● The records:
= = = =

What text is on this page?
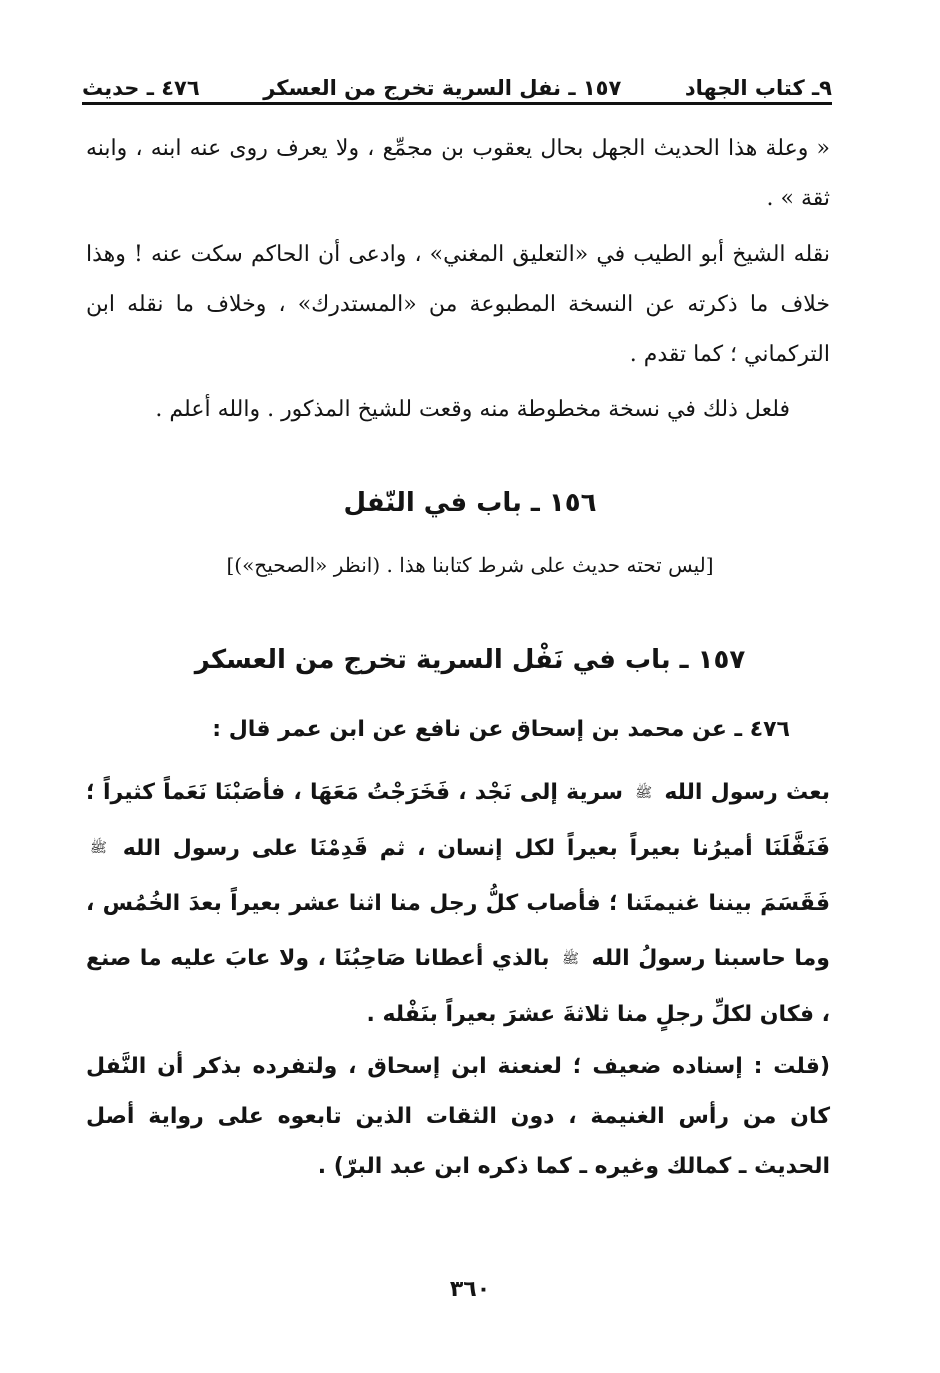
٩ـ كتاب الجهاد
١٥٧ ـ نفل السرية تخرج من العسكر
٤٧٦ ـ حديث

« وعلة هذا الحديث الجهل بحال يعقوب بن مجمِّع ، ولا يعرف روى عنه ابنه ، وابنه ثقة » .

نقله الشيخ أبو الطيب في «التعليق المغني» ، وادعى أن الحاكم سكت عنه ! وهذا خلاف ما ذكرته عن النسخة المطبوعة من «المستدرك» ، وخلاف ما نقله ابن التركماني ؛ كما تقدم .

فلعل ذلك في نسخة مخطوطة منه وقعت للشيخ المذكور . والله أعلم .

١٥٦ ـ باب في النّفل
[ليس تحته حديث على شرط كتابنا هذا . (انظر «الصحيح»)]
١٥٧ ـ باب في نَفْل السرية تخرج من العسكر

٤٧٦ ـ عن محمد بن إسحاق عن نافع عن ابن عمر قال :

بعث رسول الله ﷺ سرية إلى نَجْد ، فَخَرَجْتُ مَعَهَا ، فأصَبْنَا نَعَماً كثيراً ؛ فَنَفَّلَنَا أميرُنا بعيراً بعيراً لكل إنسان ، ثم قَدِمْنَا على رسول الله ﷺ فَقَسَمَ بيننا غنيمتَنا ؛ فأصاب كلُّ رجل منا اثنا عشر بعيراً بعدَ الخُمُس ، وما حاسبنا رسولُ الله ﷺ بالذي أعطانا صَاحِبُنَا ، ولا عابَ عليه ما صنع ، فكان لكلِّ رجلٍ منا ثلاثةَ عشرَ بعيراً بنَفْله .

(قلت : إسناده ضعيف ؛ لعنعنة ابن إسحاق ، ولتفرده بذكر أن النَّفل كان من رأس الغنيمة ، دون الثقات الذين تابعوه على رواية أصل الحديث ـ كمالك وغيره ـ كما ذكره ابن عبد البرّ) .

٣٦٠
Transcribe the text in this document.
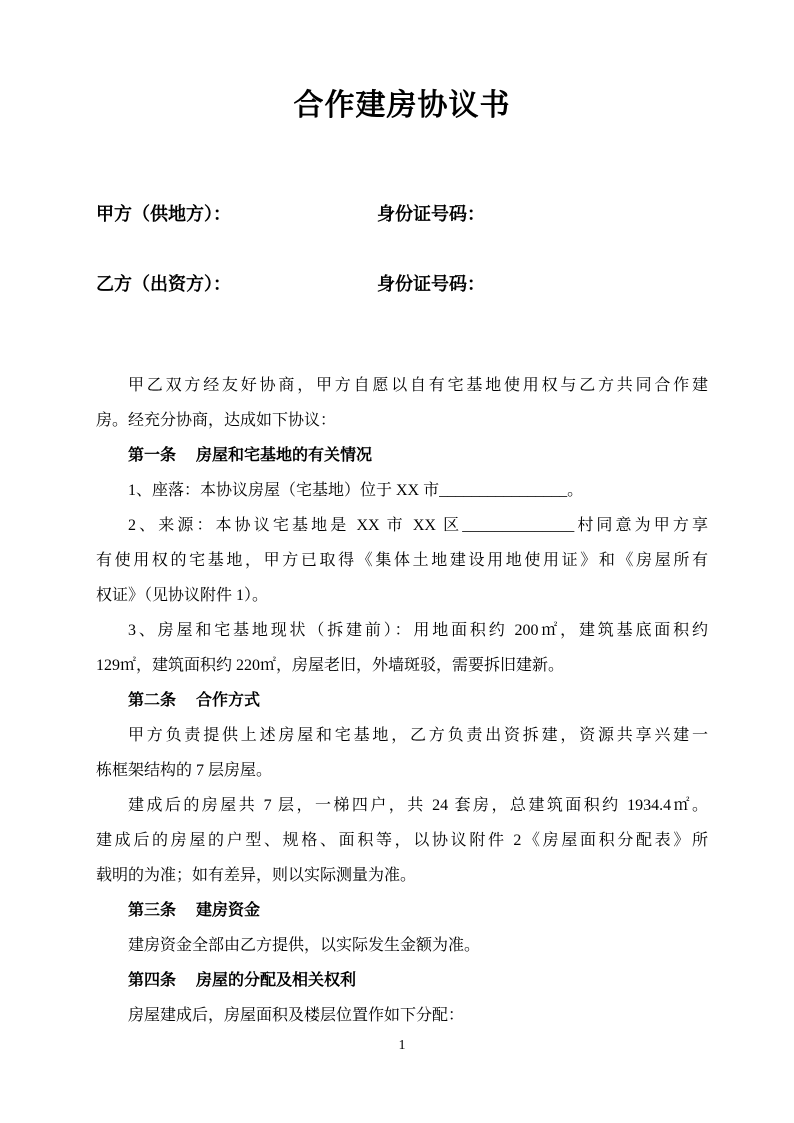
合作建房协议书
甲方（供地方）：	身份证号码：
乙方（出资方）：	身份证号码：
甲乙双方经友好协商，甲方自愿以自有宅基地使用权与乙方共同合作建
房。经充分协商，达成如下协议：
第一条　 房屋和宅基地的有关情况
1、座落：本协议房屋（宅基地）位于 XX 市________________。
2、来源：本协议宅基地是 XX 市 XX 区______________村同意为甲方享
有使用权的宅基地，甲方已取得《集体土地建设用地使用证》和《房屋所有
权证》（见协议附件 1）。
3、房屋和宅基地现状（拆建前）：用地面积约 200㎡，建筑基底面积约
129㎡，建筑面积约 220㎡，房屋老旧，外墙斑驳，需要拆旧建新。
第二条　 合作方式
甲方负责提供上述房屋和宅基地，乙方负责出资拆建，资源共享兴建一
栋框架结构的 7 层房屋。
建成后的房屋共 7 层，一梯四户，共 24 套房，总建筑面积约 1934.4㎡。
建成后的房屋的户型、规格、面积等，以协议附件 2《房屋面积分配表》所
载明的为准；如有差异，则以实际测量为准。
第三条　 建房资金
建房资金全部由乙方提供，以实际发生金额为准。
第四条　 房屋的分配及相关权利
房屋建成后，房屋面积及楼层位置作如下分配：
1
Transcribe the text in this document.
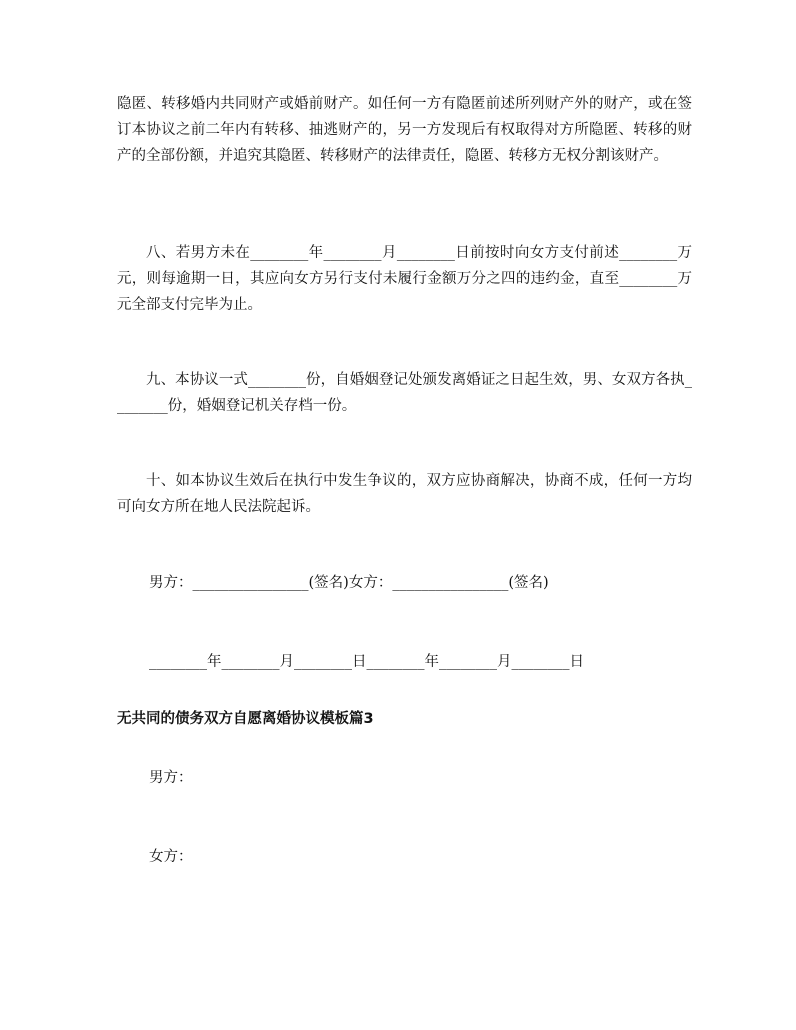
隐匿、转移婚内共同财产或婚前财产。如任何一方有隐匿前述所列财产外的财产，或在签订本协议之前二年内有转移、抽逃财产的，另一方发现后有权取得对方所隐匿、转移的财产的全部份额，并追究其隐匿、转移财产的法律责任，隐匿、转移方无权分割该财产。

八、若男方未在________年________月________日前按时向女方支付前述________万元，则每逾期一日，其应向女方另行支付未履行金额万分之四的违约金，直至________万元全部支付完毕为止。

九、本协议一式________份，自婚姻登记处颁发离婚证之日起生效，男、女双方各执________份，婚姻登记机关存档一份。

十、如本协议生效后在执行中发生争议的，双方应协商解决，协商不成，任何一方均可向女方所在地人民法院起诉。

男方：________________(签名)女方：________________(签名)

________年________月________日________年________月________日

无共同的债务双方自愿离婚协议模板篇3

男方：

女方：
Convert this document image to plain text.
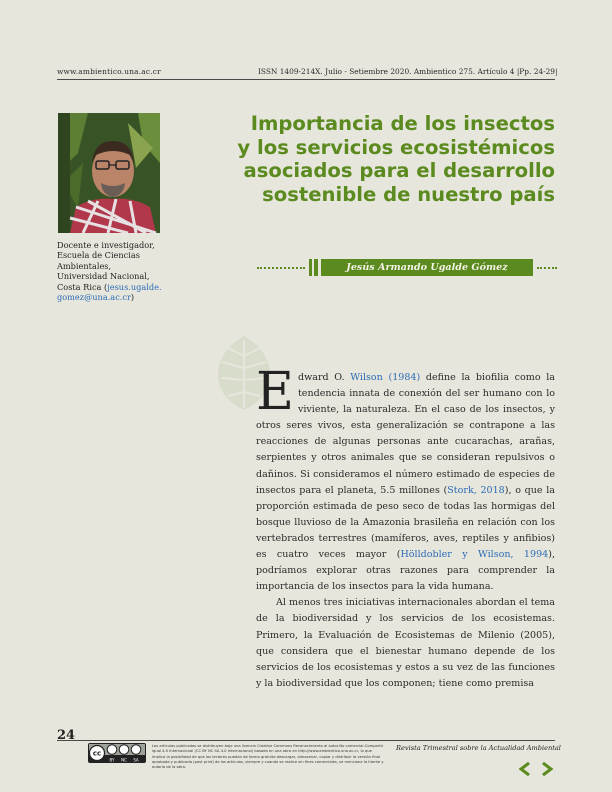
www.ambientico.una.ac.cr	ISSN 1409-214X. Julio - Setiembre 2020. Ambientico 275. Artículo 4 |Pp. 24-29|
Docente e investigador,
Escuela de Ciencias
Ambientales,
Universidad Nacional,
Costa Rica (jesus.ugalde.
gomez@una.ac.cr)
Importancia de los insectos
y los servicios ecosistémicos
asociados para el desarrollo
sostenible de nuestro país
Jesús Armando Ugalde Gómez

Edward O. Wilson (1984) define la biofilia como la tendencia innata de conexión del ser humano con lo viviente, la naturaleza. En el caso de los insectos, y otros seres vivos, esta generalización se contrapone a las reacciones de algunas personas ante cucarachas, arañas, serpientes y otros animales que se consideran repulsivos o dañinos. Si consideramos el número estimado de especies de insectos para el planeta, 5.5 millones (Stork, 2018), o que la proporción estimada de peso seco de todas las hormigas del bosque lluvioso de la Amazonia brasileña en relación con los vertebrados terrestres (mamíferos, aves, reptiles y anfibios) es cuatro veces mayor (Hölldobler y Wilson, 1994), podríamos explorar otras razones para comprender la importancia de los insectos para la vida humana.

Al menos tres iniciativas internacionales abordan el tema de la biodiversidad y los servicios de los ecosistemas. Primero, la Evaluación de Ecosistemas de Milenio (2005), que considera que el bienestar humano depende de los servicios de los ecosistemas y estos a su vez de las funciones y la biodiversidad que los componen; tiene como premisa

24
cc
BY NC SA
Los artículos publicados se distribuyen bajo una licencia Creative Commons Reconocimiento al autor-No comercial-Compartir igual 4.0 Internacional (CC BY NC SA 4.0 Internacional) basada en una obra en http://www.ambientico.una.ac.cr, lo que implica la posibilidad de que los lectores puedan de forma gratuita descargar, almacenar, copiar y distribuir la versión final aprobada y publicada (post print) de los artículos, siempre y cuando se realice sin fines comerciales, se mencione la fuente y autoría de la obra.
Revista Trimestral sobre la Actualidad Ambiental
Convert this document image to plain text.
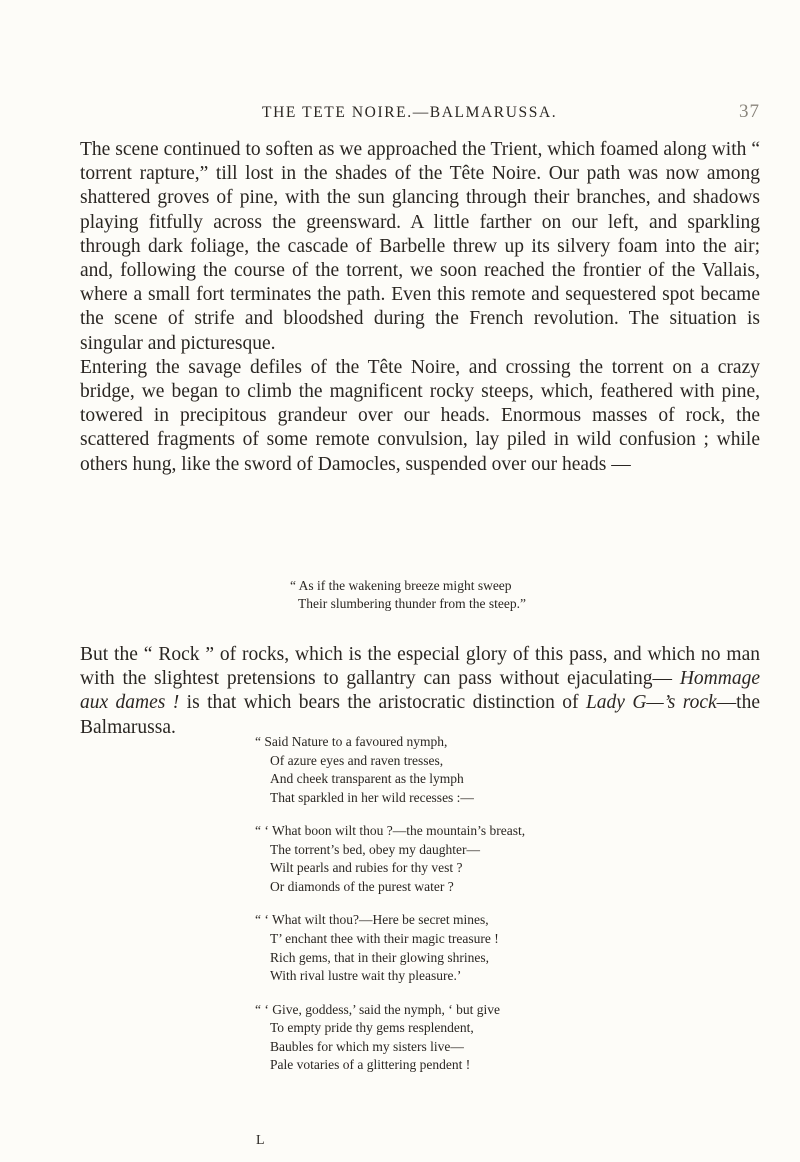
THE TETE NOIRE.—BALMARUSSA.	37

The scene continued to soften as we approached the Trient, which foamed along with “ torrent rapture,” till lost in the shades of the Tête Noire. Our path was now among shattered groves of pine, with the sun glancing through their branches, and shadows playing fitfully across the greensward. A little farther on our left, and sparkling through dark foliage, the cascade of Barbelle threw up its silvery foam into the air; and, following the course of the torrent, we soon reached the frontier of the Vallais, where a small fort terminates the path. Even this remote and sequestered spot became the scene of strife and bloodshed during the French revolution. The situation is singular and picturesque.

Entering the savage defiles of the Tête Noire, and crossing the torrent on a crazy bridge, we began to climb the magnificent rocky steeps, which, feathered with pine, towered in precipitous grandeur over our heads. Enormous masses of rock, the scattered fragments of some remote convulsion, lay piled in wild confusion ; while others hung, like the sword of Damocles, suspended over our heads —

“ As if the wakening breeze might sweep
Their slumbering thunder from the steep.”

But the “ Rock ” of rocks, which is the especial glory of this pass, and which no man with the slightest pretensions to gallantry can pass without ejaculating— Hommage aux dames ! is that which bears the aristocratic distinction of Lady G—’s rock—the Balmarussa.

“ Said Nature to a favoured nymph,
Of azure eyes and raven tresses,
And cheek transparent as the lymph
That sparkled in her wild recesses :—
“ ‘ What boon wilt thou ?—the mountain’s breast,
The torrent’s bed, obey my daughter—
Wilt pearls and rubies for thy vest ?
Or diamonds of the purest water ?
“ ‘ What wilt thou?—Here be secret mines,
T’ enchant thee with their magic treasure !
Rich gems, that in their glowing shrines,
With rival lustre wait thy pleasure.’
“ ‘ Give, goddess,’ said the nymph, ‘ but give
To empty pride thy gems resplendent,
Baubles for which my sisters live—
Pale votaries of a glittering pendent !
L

= = = =

● Given exercise: Check the data for the word "Tête" and pull out the lines that have it.

● The completed task:
The scene continued to soften as we approached the Trient, which foamed along with “ torrent rapture,” till lost in the shades of the Tête Noire. Our path was now among shattered groves of pine, with the sun glancing through their branches, and shadows playing fitfully across the greensward. A little farther on our left, and sparkling through dark foliage, the cascade of Barbelle threw up its silvery foam into the air; and, following the course of the torrent, we soon reached the frontier of the Vallais, where a small fort terminates the path. Even this remote and sequestered spot became the scene of strife and bloodshed during the French revolution. The situation is singular and picturesque.
Entering the savage defiles of the Tête Noire, and crossing the torrent on a crazy bridge, we began to climb the magnificent rocky steeps, which, feathered with pine, towered in precipitous grandeur over our heads. Enormous masses of rock, the scattered fragments of some remote convulsion, lay piled in wild confusion ; while others hung, like the sword of Damocles, suspended over our heads —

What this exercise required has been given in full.